*YOUR GOAL*:
How many lines of these records hold the string "forte"? Reply with the number alone.

(Items from a dataset)
###
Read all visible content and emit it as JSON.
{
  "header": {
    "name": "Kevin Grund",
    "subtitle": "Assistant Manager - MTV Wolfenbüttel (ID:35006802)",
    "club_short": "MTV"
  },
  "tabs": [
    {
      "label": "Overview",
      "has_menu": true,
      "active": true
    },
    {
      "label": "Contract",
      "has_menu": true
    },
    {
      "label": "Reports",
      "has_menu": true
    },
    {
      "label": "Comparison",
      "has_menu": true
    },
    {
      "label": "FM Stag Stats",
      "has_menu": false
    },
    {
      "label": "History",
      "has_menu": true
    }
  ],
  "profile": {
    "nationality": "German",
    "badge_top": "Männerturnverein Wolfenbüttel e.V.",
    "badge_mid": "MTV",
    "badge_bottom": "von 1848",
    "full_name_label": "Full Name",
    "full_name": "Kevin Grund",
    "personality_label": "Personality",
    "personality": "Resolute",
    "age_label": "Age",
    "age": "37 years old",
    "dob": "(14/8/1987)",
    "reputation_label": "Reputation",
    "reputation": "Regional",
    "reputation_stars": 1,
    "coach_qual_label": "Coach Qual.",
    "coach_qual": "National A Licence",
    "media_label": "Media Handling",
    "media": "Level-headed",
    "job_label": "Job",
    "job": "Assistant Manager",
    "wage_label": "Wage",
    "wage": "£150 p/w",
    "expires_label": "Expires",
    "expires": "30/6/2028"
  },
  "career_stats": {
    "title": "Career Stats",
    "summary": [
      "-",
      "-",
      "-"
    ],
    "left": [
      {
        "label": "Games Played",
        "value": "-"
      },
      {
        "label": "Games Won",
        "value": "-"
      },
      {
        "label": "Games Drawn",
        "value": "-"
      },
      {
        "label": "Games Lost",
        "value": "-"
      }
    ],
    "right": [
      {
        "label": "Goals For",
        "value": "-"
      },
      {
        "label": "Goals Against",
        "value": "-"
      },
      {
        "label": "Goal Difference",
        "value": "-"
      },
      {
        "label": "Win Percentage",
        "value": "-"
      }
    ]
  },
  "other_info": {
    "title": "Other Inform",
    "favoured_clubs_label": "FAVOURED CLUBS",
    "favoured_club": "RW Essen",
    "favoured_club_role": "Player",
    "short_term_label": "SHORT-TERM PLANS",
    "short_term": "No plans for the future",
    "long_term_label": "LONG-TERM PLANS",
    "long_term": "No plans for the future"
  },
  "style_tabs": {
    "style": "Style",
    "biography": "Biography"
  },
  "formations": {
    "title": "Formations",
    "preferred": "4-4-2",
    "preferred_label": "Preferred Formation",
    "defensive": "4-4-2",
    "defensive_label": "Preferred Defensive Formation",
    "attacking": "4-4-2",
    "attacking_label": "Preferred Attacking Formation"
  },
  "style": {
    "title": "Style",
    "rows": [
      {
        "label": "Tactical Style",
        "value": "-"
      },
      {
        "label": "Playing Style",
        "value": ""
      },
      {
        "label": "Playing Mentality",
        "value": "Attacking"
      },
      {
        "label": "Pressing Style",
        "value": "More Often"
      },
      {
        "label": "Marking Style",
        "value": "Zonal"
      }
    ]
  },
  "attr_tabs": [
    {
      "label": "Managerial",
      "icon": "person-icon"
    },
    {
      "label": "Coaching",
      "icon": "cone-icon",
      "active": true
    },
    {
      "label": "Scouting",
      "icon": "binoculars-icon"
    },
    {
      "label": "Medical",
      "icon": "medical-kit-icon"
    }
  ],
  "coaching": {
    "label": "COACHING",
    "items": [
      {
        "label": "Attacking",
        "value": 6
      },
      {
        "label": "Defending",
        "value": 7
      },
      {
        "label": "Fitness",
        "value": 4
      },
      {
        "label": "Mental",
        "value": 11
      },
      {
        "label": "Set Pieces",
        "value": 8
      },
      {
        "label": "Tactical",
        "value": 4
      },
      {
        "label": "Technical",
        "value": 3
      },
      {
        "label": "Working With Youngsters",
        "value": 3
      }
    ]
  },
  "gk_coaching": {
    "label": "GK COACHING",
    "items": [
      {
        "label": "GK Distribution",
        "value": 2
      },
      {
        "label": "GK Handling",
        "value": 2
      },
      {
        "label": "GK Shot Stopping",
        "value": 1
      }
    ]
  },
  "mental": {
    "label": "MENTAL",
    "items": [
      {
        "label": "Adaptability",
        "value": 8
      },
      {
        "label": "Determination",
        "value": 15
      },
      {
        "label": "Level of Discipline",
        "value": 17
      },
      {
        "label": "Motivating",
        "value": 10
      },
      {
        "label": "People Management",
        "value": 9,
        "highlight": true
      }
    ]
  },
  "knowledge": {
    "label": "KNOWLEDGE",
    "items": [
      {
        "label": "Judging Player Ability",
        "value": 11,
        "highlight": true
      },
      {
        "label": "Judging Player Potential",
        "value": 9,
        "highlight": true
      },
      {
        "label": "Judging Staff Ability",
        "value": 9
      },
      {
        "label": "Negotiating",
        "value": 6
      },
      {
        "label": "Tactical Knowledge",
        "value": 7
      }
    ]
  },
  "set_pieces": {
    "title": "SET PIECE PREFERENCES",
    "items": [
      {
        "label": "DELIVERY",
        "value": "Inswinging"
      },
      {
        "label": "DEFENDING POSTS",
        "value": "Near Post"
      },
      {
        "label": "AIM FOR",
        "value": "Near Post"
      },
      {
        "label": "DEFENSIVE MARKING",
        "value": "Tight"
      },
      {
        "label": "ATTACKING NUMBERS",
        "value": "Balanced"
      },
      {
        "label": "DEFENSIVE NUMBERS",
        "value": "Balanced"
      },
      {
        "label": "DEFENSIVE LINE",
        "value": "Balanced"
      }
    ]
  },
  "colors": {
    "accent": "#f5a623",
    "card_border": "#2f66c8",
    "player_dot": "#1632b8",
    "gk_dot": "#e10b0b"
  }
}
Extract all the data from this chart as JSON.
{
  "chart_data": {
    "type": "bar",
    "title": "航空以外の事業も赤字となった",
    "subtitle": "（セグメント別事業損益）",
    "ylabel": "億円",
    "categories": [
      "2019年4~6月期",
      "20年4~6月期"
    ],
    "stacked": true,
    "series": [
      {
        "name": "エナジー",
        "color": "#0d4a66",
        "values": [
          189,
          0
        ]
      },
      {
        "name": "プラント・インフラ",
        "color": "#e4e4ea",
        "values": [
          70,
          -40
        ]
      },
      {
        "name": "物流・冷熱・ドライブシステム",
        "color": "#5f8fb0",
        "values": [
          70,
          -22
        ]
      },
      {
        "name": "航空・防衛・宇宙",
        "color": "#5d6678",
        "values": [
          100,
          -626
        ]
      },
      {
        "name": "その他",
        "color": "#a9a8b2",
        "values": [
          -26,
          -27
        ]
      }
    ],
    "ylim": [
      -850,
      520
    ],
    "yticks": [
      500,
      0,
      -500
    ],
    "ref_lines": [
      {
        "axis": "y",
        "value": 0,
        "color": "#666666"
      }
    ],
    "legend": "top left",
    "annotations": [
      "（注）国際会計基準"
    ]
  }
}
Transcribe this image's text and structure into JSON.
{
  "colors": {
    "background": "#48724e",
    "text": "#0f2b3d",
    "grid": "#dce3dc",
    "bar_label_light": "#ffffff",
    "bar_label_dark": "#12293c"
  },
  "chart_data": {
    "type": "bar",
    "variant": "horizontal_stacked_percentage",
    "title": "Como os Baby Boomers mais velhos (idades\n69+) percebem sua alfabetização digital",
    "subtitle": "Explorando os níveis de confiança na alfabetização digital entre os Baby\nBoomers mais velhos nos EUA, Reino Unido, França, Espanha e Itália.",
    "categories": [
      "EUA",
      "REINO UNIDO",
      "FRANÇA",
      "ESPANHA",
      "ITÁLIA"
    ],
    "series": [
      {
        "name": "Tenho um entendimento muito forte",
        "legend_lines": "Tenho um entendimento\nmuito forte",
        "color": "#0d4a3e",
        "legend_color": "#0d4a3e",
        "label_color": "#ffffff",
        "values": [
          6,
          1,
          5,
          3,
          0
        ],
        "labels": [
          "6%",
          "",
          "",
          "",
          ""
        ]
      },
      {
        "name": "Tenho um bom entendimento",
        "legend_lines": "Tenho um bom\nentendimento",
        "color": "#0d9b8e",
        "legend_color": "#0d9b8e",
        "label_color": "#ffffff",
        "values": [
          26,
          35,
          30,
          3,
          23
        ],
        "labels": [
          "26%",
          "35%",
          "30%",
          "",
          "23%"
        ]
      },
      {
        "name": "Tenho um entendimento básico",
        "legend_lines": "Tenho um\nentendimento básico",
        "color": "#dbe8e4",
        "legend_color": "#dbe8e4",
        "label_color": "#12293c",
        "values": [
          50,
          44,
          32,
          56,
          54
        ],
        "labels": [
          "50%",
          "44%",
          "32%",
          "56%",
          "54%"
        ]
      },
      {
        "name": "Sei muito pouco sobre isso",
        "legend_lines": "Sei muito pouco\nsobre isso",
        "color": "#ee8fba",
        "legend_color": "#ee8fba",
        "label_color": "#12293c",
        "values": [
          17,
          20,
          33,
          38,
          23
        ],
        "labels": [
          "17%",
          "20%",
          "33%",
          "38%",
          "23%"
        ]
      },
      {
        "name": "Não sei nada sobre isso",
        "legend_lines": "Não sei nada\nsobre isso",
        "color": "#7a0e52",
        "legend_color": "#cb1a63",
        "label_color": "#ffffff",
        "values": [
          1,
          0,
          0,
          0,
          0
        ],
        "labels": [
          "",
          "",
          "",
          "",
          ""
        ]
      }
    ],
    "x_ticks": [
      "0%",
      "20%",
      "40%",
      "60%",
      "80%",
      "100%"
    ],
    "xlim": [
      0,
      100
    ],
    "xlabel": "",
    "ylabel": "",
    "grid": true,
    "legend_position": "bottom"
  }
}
###
*EXERCISE OUTPUT*:
2